* WHAT YOU SHOULD DO: Using the material that follows, identify and copy each line with the string "tagline".

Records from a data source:
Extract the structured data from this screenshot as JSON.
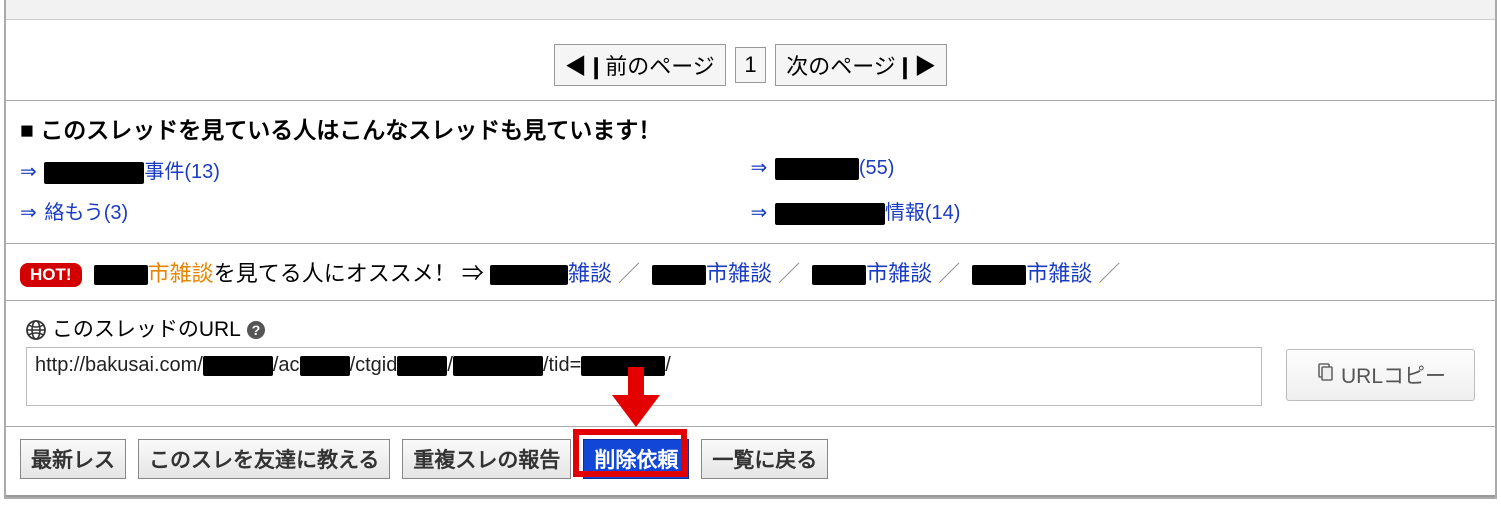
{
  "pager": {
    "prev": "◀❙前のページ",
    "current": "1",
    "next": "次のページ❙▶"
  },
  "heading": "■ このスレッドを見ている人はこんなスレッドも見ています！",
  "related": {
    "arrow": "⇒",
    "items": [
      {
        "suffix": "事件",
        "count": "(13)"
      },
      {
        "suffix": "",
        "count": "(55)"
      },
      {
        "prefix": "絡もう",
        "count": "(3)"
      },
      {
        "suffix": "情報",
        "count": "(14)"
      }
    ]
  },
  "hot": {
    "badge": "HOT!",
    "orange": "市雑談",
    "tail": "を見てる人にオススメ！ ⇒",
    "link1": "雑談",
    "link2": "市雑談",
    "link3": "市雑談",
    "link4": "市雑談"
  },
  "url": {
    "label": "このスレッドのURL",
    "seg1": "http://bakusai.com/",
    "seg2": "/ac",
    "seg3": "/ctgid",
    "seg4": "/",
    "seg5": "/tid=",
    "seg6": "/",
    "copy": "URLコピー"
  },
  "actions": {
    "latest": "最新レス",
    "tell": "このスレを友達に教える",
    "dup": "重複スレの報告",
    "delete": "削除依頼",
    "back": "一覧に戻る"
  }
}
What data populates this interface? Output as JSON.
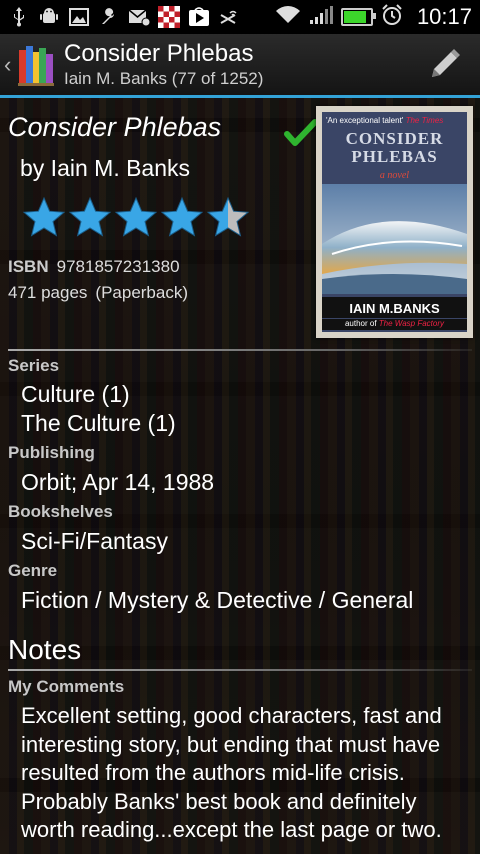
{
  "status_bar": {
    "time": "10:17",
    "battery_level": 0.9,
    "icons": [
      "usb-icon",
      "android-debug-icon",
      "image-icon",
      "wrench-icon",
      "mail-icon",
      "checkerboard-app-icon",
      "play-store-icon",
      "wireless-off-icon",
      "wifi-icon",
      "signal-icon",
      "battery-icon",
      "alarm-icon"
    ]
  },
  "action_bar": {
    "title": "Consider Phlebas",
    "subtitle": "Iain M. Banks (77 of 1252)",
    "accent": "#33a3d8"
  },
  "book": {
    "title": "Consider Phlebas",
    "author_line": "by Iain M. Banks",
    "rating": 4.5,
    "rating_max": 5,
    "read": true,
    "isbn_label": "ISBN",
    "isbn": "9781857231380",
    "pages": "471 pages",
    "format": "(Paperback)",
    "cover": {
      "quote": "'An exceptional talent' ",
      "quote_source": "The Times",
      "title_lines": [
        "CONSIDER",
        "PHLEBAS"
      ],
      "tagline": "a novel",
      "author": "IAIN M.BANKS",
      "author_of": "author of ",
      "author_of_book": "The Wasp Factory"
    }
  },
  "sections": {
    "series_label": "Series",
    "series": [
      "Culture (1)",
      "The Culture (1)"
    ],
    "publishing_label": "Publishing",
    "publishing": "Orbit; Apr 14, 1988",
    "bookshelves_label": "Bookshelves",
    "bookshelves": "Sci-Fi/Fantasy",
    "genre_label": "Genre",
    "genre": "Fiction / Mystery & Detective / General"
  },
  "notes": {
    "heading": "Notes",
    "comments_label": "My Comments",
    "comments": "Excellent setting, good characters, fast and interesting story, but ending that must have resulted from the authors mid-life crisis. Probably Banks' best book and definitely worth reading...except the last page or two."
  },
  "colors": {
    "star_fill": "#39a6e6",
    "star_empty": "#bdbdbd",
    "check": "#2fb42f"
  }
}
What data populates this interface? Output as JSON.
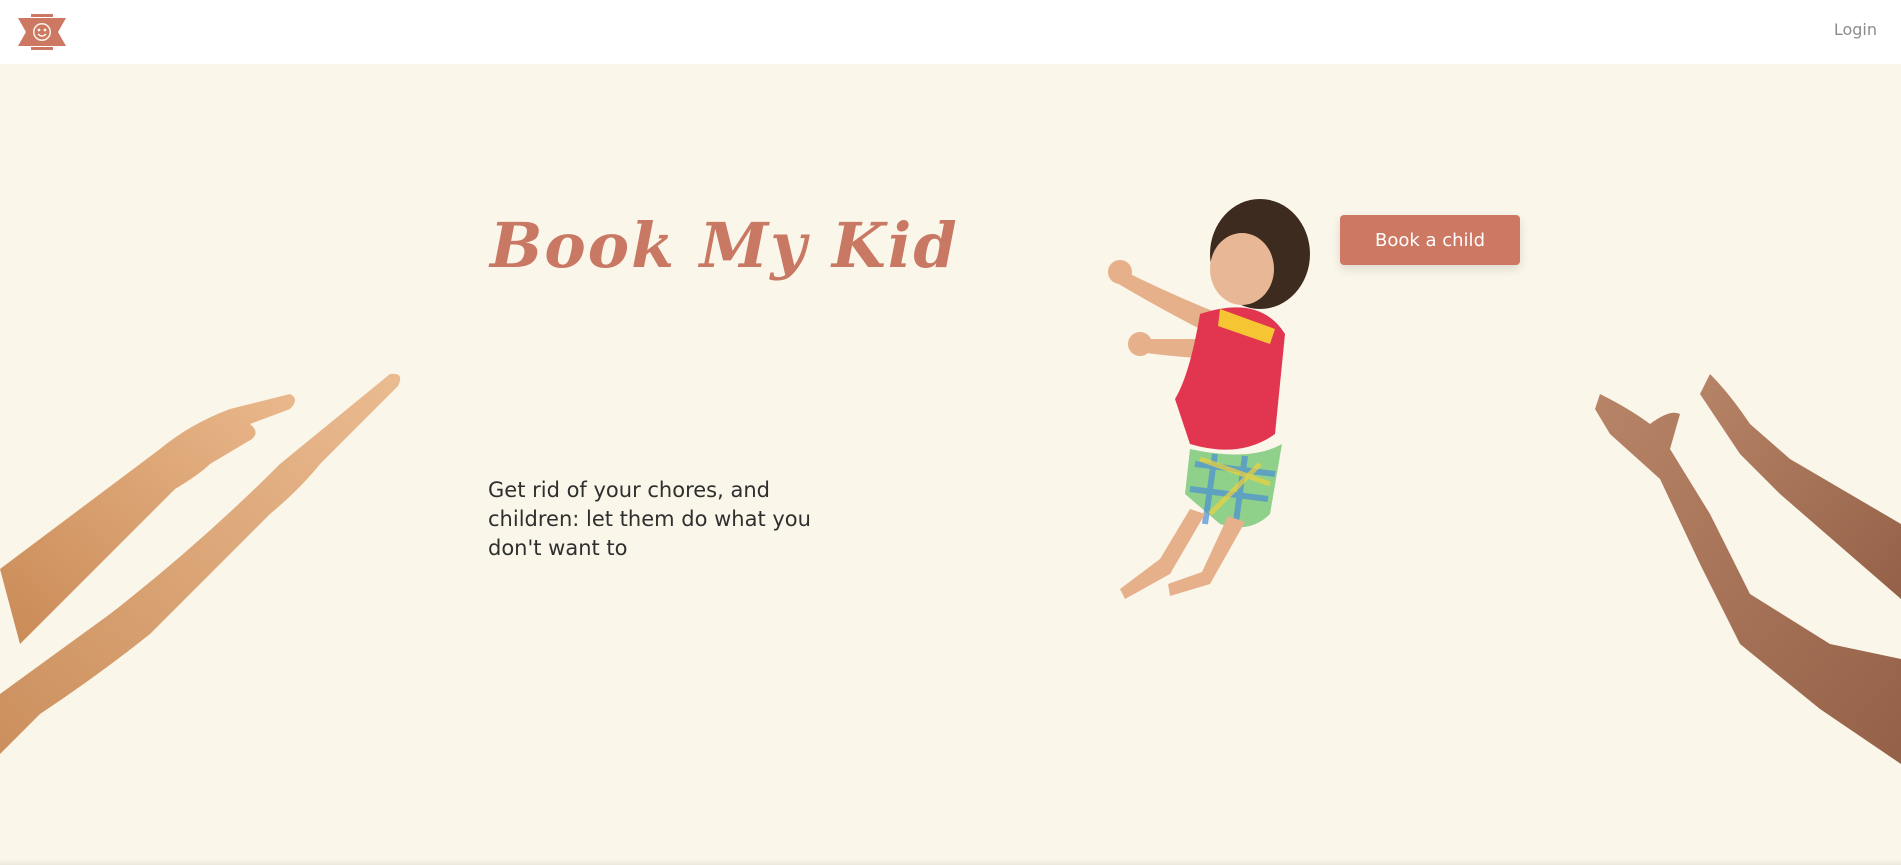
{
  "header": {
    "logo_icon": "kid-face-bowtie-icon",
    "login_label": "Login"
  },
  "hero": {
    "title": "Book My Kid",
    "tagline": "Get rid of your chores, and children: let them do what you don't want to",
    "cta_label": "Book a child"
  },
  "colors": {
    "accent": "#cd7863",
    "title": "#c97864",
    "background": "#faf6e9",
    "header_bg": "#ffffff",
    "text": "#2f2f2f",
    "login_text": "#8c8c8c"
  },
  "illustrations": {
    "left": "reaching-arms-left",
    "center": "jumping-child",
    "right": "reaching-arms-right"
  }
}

* FINISHED TASK:
      "tagline": "a novel",
    "tagline": "Get rid of your chores, and children: let them do what you don't want to",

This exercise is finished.